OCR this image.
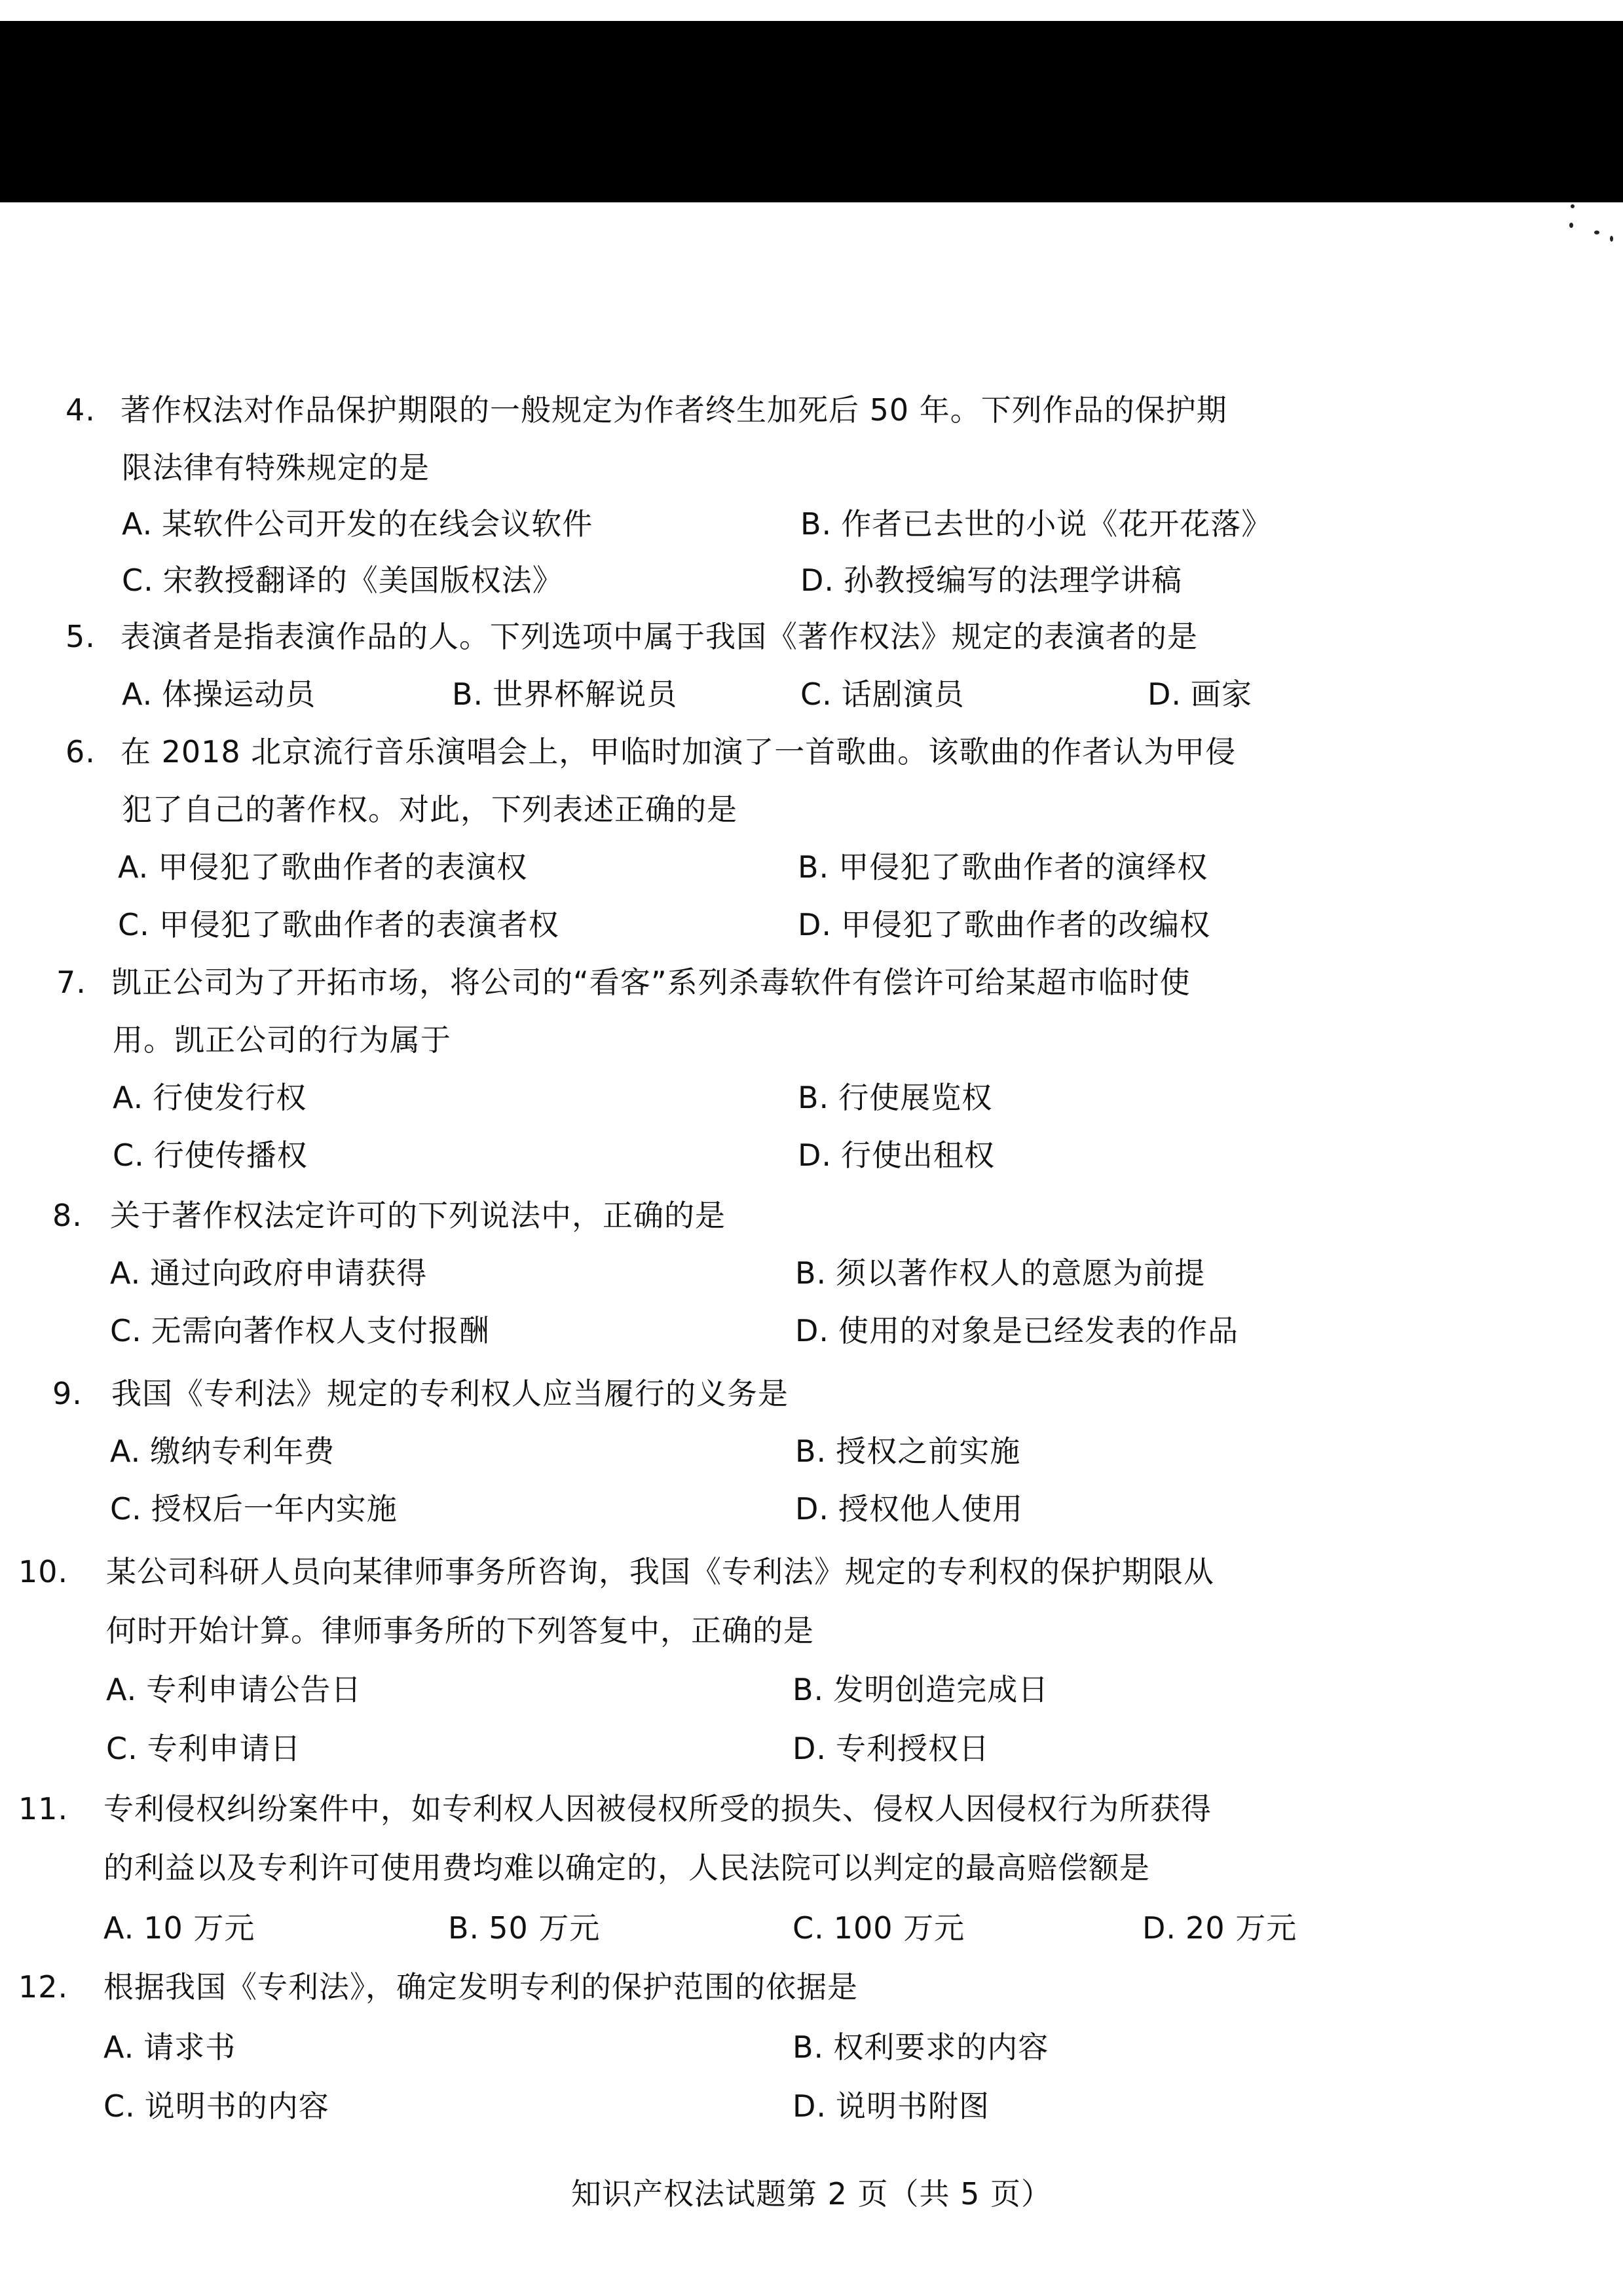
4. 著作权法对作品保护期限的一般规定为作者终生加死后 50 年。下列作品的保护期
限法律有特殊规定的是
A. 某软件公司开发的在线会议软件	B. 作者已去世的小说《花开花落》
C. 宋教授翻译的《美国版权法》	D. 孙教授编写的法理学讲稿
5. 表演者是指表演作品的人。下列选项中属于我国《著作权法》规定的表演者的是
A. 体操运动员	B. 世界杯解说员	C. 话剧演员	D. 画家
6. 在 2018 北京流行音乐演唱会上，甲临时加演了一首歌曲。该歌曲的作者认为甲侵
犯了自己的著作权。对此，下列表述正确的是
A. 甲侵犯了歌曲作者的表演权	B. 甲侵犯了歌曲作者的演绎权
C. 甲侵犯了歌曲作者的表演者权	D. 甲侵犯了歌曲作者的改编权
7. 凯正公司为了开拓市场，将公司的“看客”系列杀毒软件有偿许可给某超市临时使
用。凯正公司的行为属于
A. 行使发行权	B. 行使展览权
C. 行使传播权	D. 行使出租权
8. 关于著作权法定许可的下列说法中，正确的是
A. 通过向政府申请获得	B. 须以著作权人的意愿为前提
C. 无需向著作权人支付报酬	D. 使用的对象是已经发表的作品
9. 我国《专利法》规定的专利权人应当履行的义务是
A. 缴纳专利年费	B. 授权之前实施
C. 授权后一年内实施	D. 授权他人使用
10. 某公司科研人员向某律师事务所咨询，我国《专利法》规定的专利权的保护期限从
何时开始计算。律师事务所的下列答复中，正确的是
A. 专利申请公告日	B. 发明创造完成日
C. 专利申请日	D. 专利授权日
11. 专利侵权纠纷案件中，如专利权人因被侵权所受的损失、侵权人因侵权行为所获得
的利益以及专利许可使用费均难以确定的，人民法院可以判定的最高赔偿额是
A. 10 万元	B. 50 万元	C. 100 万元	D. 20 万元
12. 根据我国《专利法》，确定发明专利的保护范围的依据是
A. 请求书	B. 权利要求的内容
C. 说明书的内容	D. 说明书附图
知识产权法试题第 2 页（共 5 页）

☆ ☆ ☆

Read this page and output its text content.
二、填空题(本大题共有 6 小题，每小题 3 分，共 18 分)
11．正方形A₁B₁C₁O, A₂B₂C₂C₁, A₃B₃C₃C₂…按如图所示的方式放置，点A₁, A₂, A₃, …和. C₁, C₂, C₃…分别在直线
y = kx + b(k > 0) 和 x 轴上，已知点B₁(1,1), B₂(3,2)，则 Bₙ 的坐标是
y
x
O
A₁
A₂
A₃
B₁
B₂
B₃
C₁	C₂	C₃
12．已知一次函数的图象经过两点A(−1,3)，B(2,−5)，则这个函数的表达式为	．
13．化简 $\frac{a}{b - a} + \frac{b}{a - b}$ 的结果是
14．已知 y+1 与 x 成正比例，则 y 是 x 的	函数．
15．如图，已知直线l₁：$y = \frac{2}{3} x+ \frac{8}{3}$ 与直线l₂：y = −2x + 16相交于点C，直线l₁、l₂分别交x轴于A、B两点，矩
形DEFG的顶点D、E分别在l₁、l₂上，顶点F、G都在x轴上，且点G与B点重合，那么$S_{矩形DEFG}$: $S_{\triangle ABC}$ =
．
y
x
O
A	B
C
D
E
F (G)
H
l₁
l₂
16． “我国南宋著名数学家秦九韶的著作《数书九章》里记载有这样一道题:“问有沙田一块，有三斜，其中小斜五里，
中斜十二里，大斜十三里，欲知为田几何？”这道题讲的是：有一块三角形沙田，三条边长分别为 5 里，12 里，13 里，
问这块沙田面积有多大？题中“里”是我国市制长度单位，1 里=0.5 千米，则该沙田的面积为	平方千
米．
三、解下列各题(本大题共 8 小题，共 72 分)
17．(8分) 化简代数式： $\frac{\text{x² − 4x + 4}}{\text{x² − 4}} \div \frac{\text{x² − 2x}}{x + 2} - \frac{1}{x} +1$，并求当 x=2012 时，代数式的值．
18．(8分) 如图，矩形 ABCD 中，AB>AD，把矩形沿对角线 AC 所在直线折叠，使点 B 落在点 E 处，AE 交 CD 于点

☆ ☆ ☆

◆ Given exercise
In the records above, locate each line with the word "this". Copy all such lines.

◆ Answer below
OCR this image.
Read this page and output its text content.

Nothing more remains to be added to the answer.